**Record list**
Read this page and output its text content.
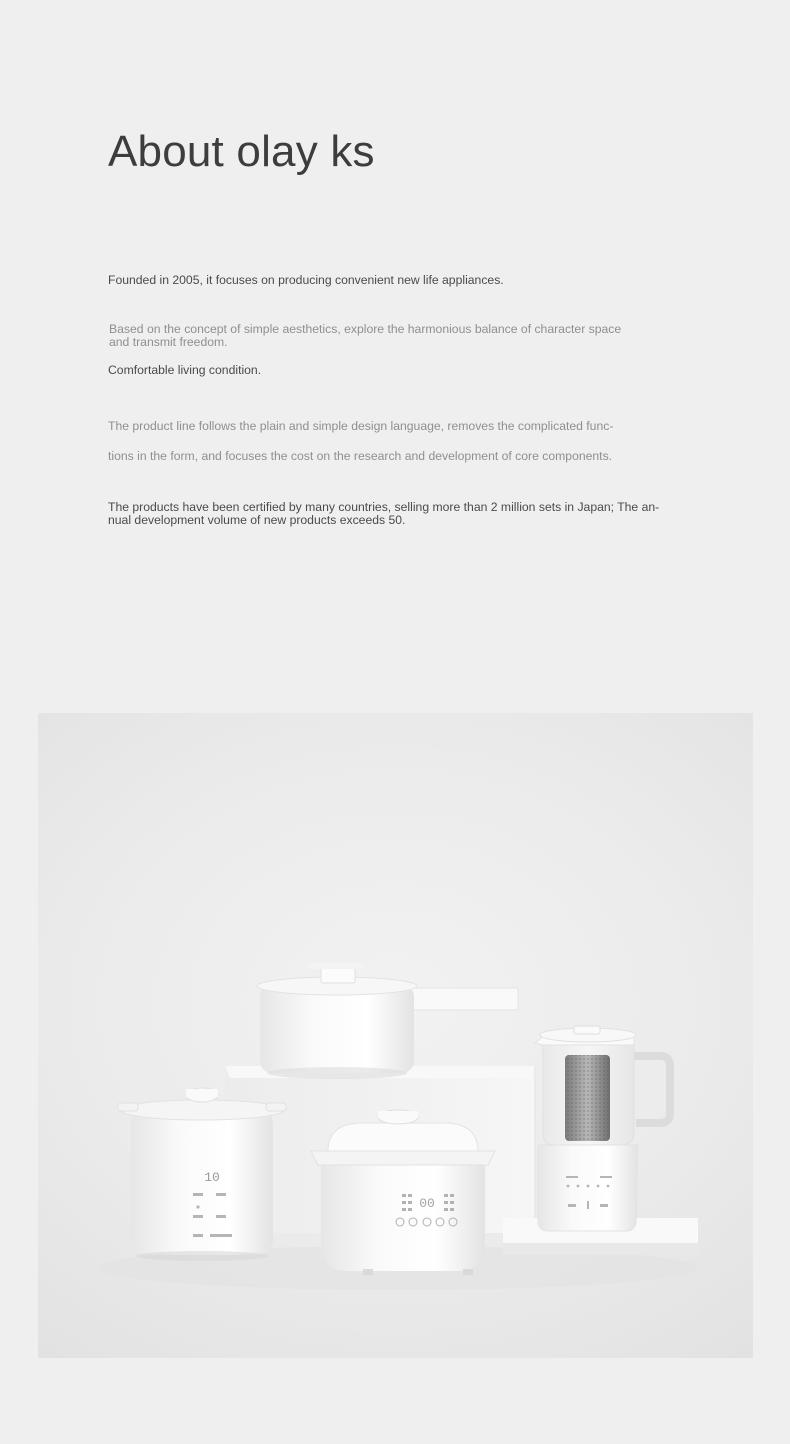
About olay ks

Founded in 2005, it focuses on producing convenient new life appliances.

Based on the concept of simple aesthetics, explore the harmonious balance of character space
and transmit freedom.

Comfortable living condition.

The product line follows the plain and simple design language, removes the complicated func-

tions in the form, and focuses the cost on the research and development of core components.

The products have been certified by many countries, selling more than 2 million sets in Japan; The an-
nual development volume of new products exceeds 50.

10
00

**Short exercise**
Transcribe the full listing above exactly as it stands, minus the pictures.

**Expected output**
Read this page and output its text content.
About olay ks

Founded in 2005, it focuses on producing convenient new life appliances.

Based on the concept of simple aesthetics, explore the harmonious balance of character space
and transmit freedom.

Comfortable living condition.

The product line follows the plain and simple design language, removes the complicated func-

tions in the form, and focuses the cost on the research and development of core components.

The products have been certified by many countries, selling more than 2 million sets in Japan; The an-
nual development volume of new products exceeds 50.

10
00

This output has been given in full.